▶ [Instructions to follow]:
Pick every line from the data that holds the word "screenshot".

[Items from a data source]
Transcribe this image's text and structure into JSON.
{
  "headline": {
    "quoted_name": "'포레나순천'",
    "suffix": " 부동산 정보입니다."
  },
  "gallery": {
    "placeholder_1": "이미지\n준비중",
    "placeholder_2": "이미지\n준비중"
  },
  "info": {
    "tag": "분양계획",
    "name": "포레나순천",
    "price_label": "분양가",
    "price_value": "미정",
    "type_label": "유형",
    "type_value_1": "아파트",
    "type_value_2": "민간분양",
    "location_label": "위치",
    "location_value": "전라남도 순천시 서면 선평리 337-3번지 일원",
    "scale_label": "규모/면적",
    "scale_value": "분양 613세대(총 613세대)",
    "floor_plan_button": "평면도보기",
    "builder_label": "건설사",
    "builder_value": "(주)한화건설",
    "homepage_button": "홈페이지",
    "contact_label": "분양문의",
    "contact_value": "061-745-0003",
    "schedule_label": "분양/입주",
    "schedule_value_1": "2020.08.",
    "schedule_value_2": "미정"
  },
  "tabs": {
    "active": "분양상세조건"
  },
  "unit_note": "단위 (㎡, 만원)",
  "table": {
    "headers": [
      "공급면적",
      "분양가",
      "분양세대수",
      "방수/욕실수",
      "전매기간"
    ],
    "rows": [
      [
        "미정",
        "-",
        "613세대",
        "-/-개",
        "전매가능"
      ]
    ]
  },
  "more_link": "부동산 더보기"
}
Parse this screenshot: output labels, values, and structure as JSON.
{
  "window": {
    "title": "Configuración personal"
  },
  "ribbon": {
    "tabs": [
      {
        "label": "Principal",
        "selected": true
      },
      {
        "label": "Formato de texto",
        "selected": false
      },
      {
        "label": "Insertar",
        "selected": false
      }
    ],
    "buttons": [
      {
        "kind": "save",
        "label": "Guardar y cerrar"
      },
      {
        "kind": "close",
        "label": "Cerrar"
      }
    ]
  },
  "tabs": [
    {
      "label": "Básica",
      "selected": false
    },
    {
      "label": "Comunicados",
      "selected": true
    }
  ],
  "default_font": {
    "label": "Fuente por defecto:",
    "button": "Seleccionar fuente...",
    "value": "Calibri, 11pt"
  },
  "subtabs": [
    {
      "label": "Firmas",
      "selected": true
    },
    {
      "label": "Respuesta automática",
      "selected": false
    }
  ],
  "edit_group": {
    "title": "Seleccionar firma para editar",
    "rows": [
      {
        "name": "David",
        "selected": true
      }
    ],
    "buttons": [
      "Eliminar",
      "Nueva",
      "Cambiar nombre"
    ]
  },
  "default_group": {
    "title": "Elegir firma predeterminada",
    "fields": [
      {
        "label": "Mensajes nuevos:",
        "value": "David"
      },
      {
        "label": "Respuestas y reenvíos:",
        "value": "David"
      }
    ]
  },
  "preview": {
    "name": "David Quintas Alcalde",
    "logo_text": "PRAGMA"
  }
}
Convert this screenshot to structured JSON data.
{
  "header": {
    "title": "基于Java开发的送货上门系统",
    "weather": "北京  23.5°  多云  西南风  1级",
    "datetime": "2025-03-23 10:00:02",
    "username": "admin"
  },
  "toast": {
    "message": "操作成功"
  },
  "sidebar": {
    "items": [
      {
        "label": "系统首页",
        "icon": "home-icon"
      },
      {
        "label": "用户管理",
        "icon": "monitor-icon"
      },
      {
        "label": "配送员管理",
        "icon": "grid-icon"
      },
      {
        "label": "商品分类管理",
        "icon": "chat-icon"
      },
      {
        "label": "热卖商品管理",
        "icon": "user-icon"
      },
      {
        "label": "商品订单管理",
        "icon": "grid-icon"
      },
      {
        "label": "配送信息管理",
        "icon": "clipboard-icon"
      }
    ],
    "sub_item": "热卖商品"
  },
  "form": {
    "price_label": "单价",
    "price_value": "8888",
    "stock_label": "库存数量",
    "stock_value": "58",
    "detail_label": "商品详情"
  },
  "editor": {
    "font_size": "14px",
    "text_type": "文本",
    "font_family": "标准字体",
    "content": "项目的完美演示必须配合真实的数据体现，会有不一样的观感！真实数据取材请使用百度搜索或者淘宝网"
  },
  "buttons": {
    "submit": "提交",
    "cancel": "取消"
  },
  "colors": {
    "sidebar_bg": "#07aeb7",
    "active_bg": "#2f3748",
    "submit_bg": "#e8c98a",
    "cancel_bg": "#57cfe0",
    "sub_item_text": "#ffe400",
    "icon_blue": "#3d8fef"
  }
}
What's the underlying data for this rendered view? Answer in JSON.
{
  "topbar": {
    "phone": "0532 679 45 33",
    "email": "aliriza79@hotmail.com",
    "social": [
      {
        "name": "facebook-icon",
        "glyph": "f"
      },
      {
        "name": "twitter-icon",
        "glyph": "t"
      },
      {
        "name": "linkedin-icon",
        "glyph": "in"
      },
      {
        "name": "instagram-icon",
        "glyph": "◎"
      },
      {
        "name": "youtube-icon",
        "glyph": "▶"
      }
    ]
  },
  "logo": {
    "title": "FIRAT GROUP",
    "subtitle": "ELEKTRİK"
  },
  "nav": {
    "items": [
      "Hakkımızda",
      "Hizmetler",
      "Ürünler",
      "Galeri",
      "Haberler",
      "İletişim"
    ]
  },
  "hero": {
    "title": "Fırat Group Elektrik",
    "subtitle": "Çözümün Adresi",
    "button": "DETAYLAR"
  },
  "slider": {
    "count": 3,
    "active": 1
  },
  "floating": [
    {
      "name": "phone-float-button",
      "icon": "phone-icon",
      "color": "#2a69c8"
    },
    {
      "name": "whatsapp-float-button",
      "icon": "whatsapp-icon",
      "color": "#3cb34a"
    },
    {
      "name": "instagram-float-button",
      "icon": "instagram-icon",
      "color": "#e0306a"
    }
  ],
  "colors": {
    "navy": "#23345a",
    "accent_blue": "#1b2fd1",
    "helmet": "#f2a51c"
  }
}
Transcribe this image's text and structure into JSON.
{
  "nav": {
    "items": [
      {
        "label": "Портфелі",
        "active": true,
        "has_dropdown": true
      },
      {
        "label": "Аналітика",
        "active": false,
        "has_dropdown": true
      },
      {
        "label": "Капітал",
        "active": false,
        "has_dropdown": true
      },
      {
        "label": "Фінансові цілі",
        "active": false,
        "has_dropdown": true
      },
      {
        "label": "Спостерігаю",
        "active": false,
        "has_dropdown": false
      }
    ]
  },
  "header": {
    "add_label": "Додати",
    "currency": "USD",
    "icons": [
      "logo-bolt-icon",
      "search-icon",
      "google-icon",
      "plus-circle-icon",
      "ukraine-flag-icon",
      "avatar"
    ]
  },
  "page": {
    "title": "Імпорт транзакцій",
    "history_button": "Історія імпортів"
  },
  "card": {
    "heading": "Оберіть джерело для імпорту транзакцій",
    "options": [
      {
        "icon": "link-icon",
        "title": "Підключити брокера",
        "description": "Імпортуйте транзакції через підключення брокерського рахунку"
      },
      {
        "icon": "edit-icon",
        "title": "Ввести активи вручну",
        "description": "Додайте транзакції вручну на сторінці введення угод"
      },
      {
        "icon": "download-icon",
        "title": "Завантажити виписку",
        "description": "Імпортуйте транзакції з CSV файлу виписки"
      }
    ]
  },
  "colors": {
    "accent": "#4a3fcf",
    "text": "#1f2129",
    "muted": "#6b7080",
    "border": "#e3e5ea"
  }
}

▶ [Correct output]:
Parse this screenshot: output labels, values, and structure as JSON.
Convert this screenshot to structured JSON data.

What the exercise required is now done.